Task prompt
Print the complete set of entries exactly.

== Rows

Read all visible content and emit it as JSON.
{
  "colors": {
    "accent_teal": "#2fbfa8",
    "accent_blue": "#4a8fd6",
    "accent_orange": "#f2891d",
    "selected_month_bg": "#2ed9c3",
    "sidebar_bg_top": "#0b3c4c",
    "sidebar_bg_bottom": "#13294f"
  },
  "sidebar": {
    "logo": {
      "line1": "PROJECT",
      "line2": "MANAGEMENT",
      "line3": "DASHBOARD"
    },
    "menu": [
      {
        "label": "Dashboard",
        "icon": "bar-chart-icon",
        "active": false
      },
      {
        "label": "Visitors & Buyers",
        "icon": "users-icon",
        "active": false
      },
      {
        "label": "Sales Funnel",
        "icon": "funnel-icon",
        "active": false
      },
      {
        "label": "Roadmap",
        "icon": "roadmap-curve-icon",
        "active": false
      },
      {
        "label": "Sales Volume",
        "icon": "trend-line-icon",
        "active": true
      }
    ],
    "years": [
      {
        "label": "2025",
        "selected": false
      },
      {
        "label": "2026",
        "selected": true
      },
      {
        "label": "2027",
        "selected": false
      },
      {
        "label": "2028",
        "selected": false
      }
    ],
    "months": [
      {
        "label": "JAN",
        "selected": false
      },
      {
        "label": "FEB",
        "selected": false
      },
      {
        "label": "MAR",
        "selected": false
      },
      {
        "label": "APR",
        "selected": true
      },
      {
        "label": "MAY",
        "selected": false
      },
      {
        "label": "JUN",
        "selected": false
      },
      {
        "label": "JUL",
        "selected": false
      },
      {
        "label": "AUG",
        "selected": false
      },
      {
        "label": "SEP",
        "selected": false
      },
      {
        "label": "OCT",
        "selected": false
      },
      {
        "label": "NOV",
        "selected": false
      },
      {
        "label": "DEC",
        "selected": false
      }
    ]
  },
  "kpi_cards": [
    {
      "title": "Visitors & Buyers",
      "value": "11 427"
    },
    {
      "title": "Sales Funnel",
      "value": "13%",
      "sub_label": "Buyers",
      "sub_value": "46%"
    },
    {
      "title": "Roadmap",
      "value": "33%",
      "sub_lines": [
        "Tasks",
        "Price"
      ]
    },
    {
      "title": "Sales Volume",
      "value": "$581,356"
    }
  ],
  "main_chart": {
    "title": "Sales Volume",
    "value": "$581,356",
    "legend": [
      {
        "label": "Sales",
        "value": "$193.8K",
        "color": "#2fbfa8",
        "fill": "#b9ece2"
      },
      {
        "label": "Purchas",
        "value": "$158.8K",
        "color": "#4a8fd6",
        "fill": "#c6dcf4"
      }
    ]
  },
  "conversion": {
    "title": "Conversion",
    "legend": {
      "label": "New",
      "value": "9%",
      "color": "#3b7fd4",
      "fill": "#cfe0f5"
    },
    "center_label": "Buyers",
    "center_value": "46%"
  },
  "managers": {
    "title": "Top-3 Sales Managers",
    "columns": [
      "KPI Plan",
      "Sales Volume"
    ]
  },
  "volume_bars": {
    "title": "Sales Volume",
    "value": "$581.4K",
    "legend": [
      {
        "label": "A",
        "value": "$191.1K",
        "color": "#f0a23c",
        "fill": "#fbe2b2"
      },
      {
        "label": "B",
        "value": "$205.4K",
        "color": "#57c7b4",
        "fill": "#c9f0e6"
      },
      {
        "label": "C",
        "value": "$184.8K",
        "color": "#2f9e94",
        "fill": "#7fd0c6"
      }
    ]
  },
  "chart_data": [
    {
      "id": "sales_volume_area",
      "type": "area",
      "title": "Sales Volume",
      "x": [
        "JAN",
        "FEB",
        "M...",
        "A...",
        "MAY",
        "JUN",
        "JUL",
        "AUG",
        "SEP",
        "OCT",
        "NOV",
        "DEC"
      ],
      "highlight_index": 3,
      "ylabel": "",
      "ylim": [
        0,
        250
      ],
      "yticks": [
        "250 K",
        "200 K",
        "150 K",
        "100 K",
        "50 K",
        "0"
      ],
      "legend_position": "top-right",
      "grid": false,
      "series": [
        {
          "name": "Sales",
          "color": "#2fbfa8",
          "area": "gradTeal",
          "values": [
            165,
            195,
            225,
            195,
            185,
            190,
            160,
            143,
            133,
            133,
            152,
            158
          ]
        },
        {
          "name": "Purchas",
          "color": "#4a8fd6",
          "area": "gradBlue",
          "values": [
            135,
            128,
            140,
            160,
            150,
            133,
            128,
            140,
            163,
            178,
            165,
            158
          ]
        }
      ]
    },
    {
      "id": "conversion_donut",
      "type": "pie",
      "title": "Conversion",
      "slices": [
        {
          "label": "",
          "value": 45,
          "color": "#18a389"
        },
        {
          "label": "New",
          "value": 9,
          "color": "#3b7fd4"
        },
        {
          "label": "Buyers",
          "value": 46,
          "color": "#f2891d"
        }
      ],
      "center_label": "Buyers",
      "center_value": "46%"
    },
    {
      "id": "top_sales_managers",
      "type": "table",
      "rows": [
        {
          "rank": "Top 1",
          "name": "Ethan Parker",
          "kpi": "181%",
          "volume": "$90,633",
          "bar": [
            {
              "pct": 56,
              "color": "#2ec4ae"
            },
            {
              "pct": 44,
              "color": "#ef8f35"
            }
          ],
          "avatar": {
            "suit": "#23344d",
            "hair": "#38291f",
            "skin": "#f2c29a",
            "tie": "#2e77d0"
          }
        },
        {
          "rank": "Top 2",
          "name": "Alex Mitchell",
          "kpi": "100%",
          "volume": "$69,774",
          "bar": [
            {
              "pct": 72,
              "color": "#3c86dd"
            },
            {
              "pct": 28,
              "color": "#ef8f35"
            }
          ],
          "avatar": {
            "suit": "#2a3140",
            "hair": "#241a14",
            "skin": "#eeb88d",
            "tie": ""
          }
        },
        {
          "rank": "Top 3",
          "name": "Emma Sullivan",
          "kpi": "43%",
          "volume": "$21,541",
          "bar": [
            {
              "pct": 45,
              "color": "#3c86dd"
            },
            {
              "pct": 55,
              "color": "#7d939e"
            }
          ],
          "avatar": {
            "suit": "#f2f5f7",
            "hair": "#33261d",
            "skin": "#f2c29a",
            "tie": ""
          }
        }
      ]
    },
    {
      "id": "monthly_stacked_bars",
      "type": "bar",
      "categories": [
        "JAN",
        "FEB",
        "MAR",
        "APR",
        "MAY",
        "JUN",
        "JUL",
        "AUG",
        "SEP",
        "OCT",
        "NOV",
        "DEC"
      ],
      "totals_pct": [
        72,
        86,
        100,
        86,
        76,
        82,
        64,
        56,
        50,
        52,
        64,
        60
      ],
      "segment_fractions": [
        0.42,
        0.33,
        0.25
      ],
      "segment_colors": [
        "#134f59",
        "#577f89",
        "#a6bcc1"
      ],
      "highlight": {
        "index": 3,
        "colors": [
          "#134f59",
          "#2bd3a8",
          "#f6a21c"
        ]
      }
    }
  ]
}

====

Answer in full
Read all visible content and emit it as JSON.
{
  "colors": {
    "accent_teal": "#2fbfa8",
    "accent_blue": "#4a8fd6",
    "accent_orange": "#f2891d",
    "selected_month_bg": "#2ed9c3",
    "sidebar_bg_top": "#0b3c4c",
    "sidebar_bg_bottom": "#13294f"
  },
  "sidebar": {
    "logo": {
      "line1": "PROJECT",
      "line2": "MANAGEMENT",
      "line3": "DASHBOARD"
    },
    "menu": [
      {
        "label": "Dashboard",
        "icon": "bar-chart-icon",
        "active": false
      },
      {
        "label": "Visitors & Buyers",
        "icon": "users-icon",
        "active": false
      },
      {
        "label": "Sales Funnel",
        "icon": "funnel-icon",
        "active": false
      },
      {
        "label": "Roadmap",
        "icon": "roadmap-curve-icon",
        "active": false
      },
      {
        "label": "Sales Volume",
        "icon": "trend-line-icon",
        "active": true
      }
    ],
    "years": [
      {
        "label": "2025",
        "selected": false
      },
      {
        "label": "2026",
        "selected": true
      },
      {
        "label": "2027",
        "selected": false
      },
      {
        "label": "2028",
        "selected": false
      }
    ],
    "months": [
      {
        "label": "JAN",
        "selected": false
      },
      {
        "label": "FEB",
        "selected": false
      },
      {
        "label": "MAR",
        "selected": false
      },
      {
        "label": "APR",
        "selected": true
      },
      {
        "label": "MAY",
        "selected": false
      },
      {
        "label": "JUN",
        "selected": false
      },
      {
        "label": "JUL",
        "selected": false
      },
      {
        "label": "AUG",
        "selected": false
      },
      {
        "label": "SEP",
        "selected": false
      },
      {
        "label": "OCT",
        "selected": false
      },
      {
        "label": "NOV",
        "selected": false
      },
      {
        "label": "DEC",
        "selected": false
      }
    ]
  },
  "kpi_cards": [
    {
      "title": "Visitors & Buyers",
      "value": "11 427"
    },
    {
      "title": "Sales Funnel",
      "value": "13%",
      "sub_label": "Buyers",
      "sub_value": "46%"
    },
    {
      "title": "Roadmap",
      "value": "33%",
      "sub_lines": [
        "Tasks",
        "Price"
      ]
    },
    {
      "title": "Sales Volume",
      "value": "$581,356"
    }
  ],
  "main_chart": {
    "title": "Sales Volume",
    "value": "$581,356",
    "legend": [
      {
        "label": "Sales",
        "value": "$193.8K",
        "color": "#2fbfa8",
        "fill": "#b9ece2"
      },
      {
        "label": "Purchas",
        "value": "$158.8K",
        "color": "#4a8fd6",
        "fill": "#c6dcf4"
      }
    ]
  },
  "conversion": {
    "title": "Conversion",
    "legend": {
      "label": "New",
      "value": "9%",
      "color": "#3b7fd4",
      "fill": "#cfe0f5"
    },
    "center_label": "Buyers",
    "center_value": "46%"
  },
  "managers": {
    "title": "Top-3 Sales Managers",
    "columns": [
      "KPI Plan",
      "Sales Volume"
    ]
  },
  "volume_bars": {
    "title": "Sales Volume",
    "value": "$581.4K",
    "legend": [
      {
        "label": "A",
        "value": "$191.1K",
        "color": "#f0a23c",
        "fill": "#fbe2b2"
      },
      {
        "label": "B",
        "value": "$205.4K",
        "color": "#57c7b4",
        "fill": "#c9f0e6"
      },
      {
        "label": "C",
        "value": "$184.8K",
        "color": "#2f9e94",
        "fill": "#7fd0c6"
      }
    ]
  },
  "chart_data": [
    {
      "id": "sales_volume_area",
      "type": "area",
      "title": "Sales Volume",
      "x": [
        "JAN",
        "FEB",
        "M...",
        "A...",
        "MAY",
        "JUN",
        "JUL",
        "AUG",
        "SEP",
        "OCT",
        "NOV",
        "DEC"
      ],
      "highlight_index": 3,
      "ylabel": "",
      "ylim": [
        0,
        250
      ],
      "yticks": [
        "250 K",
        "200 K",
        "150 K",
        "100 K",
        "50 K",
        "0"
      ],
      "legend_position": "top-right",
      "grid": false,
      "series": [
        {
          "name": "Sales",
          "color": "#2fbfa8",
          "area": "gradTeal",
          "values": [
            165,
            195,
            225,
            195,
            185,
            190,
            160,
            143,
            133,
            133,
            152,
            158
          ]
        },
        {
          "name": "Purchas",
          "color": "#4a8fd6",
          "area": "gradBlue",
          "values": [
            135,
            128,
            140,
            160,
            150,
            133,
            128,
            140,
            163,
            178,
            165,
            158
          ]
        }
      ]
    },
    {
      "id": "conversion_donut",
      "type": "pie",
      "title": "Conversion",
      "slices": [
        {
          "label": "",
          "value": 45,
          "color": "#18a389"
        },
        {
          "label": "New",
          "value": 9,
          "color": "#3b7fd4"
        },
        {
          "label": "Buyers",
          "value": 46,
          "color": "#f2891d"
        }
      ],
      "center_label": "Buyers",
      "center_value": "46%"
    },
    {
      "id": "top_sales_managers",
      "type": "table",
      "rows": [
        {
          "rank": "Top 1",
          "name": "Ethan Parker",
          "kpi": "181%",
          "volume": "$90,633",
          "bar": [
            {
              "pct": 56,
              "color": "#2ec4ae"
            },
            {
              "pct": 44,
              "color": "#ef8f35"
            }
          ],
          "avatar": {
            "suit": "#23344d",
            "hair": "#38291f",
            "skin": "#f2c29a",
            "tie": "#2e77d0"
          }
        },
        {
          "rank": "Top 2",
          "name": "Alex Mitchell",
          "kpi": "100%",
          "volume": "$69,774",
          "bar": [
            {
              "pct": 72,
              "color": "#3c86dd"
            },
            {
              "pct": 28,
              "color": "#ef8f35"
            }
          ],
          "avatar": {
            "suit": "#2a3140",
            "hair": "#241a14",
            "skin": "#eeb88d",
            "tie": ""
          }
        },
        {
          "rank": "Top 3",
          "name": "Emma Sullivan",
          "kpi": "43%",
          "volume": "$21,541",
          "bar": [
            {
              "pct": 45,
              "color": "#3c86dd"
            },
            {
              "pct": 55,
              "color": "#7d939e"
            }
          ],
          "avatar": {
            "suit": "#f2f5f7",
            "hair": "#33261d",
            "skin": "#f2c29a",
            "tie": ""
          }
        }
      ]
    },
    {
      "id": "monthly_stacked_bars",
      "type": "bar",
      "categories": [
        "JAN",
        "FEB",
        "MAR",
        "APR",
        "MAY",
        "JUN",
        "JUL",
        "AUG",
        "SEP",
        "OCT",
        "NOV",
        "DEC"
      ],
      "totals_pct": [
        72,
        86,
        100,
        86,
        76,
        82,
        64,
        56,
        50,
        52,
        64,
        60
      ],
      "segment_fractions": [
        0.42,
        0.33,
        0.25
      ],
      "segment_colors": [
        "#134f59",
        "#577f89",
        "#a6bcc1"
      ],
      "highlight": {
        "index": 3,
        "colors": [
          "#134f59",
          "#2bd3a8",
          "#f6a21c"
        ]
      }
    }
  ]
}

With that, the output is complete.